*Description of the task*. The records below must be copied in full; omit the images.

*Raw data*.
— Begin —

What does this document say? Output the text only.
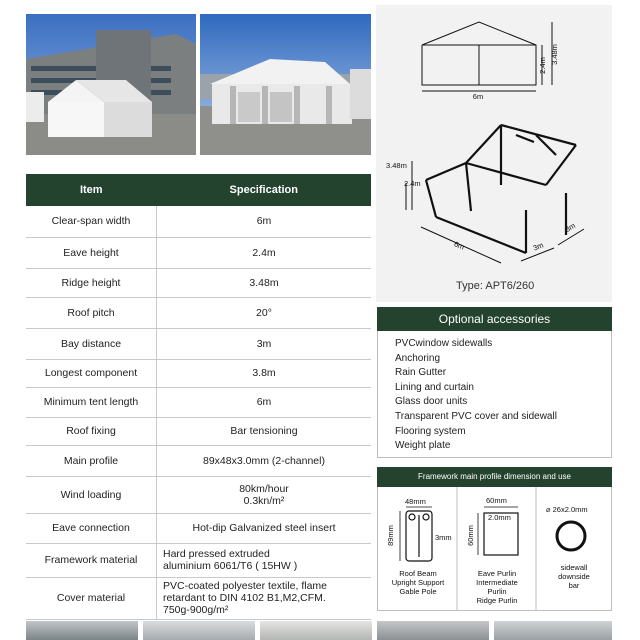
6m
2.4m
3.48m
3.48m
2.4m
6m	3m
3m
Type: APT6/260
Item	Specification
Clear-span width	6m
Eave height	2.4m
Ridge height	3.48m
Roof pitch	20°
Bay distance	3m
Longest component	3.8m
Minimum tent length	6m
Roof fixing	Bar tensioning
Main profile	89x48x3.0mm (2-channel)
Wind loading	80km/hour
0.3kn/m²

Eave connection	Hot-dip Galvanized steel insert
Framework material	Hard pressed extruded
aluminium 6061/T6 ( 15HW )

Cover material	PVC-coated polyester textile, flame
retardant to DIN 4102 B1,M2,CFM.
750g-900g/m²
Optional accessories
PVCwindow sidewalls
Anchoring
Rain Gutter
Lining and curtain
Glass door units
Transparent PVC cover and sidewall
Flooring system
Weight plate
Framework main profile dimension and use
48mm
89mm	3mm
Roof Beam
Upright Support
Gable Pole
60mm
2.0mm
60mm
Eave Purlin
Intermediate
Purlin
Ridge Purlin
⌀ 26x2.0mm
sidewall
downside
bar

— End —

*Solution for this task*.
What does this document say? Output the text only.
6m
2.4m
3.48m
3.48m
2.4m
6m	3m
3m
Type: APT6/260
Item	Specification
Clear-span width	6m
Eave height	2.4m
Ridge height	3.48m
Roof pitch	20°
Bay distance	3m
Longest component	3.8m
Minimum tent length	6m
Roof fixing	Bar tensioning
Main profile	89x48x3.0mm (2-channel)
Wind loading	80km/hour
0.3kn/m²

Eave connection	Hot-dip Galvanized steel insert
Framework material	Hard pressed extruded
aluminium 6061/T6 ( 15HW )

Cover material	PVC-coated polyester textile, flame
retardant to DIN 4102 B1,M2,CFM.
750g-900g/m²
Optional accessories
PVCwindow sidewalls
Anchoring
Rain Gutter
Lining and curtain
Glass door units
Transparent PVC cover and sidewall
Flooring system
Weight plate
Framework main profile dimension and use
48mm
89mm	3mm
Roof Beam
Upright Support
Gable Pole
60mm
2.0mm
60mm
Eave Purlin
Intermediate
Purlin
Ridge Purlin
⌀ 26x2.0mm
sidewall
downside
bar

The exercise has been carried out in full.